_PROVIDED MATERIAL_
-*-

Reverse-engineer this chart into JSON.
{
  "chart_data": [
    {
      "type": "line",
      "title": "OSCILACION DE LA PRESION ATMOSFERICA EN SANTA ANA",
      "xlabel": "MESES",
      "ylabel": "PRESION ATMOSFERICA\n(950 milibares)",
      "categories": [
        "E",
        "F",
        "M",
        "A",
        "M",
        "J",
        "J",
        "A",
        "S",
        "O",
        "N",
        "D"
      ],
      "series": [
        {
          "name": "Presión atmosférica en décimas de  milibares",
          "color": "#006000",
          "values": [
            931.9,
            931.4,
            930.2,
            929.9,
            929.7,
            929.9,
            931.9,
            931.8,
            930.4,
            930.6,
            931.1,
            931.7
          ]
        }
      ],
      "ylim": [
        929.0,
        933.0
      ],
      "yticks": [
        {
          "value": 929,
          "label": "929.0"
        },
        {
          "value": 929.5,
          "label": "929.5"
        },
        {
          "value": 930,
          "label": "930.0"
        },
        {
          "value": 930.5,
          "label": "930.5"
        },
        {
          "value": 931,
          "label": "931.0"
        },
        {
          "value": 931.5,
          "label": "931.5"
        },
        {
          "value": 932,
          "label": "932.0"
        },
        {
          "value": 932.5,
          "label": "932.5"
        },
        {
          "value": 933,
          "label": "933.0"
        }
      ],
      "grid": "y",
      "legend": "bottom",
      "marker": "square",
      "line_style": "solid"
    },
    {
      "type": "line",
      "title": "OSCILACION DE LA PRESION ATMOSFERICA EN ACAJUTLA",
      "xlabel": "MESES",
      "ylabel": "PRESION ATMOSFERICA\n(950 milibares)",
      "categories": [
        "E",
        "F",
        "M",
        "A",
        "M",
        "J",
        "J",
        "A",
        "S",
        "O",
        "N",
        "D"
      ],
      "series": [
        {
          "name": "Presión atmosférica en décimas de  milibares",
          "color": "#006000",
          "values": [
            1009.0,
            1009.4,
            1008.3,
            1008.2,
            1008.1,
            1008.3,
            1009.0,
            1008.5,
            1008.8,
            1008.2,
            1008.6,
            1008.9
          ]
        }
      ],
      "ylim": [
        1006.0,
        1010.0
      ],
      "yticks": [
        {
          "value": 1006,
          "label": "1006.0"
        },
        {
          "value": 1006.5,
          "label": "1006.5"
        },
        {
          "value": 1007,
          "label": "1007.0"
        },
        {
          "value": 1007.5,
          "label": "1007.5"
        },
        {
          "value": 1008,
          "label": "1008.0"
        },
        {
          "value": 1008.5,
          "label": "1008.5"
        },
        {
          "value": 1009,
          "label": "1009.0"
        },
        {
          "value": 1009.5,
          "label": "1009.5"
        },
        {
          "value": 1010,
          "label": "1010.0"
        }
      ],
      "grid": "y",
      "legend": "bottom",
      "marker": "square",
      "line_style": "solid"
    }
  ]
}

-*-

Your task is to print the whole listing again exactly.

_EXERCISE RESULT_
Reverse-engineer this chart into JSON.
{
  "chart_data": [
    {
      "type": "line",
      "title": "OSCILACION DE LA PRESION ATMOSFERICA EN SANTA ANA",
      "xlabel": "MESES",
      "ylabel": "PRESION ATMOSFERICA\n(950 milibares)",
      "categories": [
        "E",
        "F",
        "M",
        "A",
        "M",
        "J",
        "J",
        "A",
        "S",
        "O",
        "N",
        "D"
      ],
      "series": [
        {
          "name": "Presión atmosférica en décimas de  milibares",
          "color": "#006000",
          "values": [
            931.9,
            931.4,
            930.2,
            929.9,
            929.7,
            929.9,
            931.9,
            931.8,
            930.4,
            930.6,
            931.1,
            931.7
          ]
        }
      ],
      "ylim": [
        929.0,
        933.0
      ],
      "yticks": [
        {
          "value": 929,
          "label": "929.0"
        },
        {
          "value": 929.5,
          "label": "929.5"
        },
        {
          "value": 930,
          "label": "930.0"
        },
        {
          "value": 930.5,
          "label": "930.5"
        },
        {
          "value": 931,
          "label": "931.0"
        },
        {
          "value": 931.5,
          "label": "931.5"
        },
        {
          "value": 932,
          "label": "932.0"
        },
        {
          "value": 932.5,
          "label": "932.5"
        },
        {
          "value": 933,
          "label": "933.0"
        }
      ],
      "grid": "y",
      "legend": "bottom",
      "marker": "square",
      "line_style": "solid"
    },
    {
      "type": "line",
      "title": "OSCILACION DE LA PRESION ATMOSFERICA EN ACAJUTLA",
      "xlabel": "MESES",
      "ylabel": "PRESION ATMOSFERICA\n(950 milibares)",
      "categories": [
        "E",
        "F",
        "M",
        "A",
        "M",
        "J",
        "J",
        "A",
        "S",
        "O",
        "N",
        "D"
      ],
      "series": [
        {
          "name": "Presión atmosférica en décimas de  milibares",
          "color": "#006000",
          "values": [
            1009.0,
            1009.4,
            1008.3,
            1008.2,
            1008.1,
            1008.3,
            1009.0,
            1008.5,
            1008.8,
            1008.2,
            1008.6,
            1008.9
          ]
        }
      ],
      "ylim": [
        1006.0,
        1010.0
      ],
      "yticks": [
        {
          "value": 1006,
          "label": "1006.0"
        },
        {
          "value": 1006.5,
          "label": "1006.5"
        },
        {
          "value": 1007,
          "label": "1007.0"
        },
        {
          "value": 1007.5,
          "label": "1007.5"
        },
        {
          "value": 1008,
          "label": "1008.0"
        },
        {
          "value": 1008.5,
          "label": "1008.5"
        },
        {
          "value": 1009,
          "label": "1009.0"
        },
        {
          "value": 1009.5,
          "label": "1009.5"
        },
        {
          "value": 1010,
          "label": "1010.0"
        }
      ],
      "grid": "y",
      "legend": "bottom",
      "marker": "square",
      "line_style": "solid"
    }
  ]
}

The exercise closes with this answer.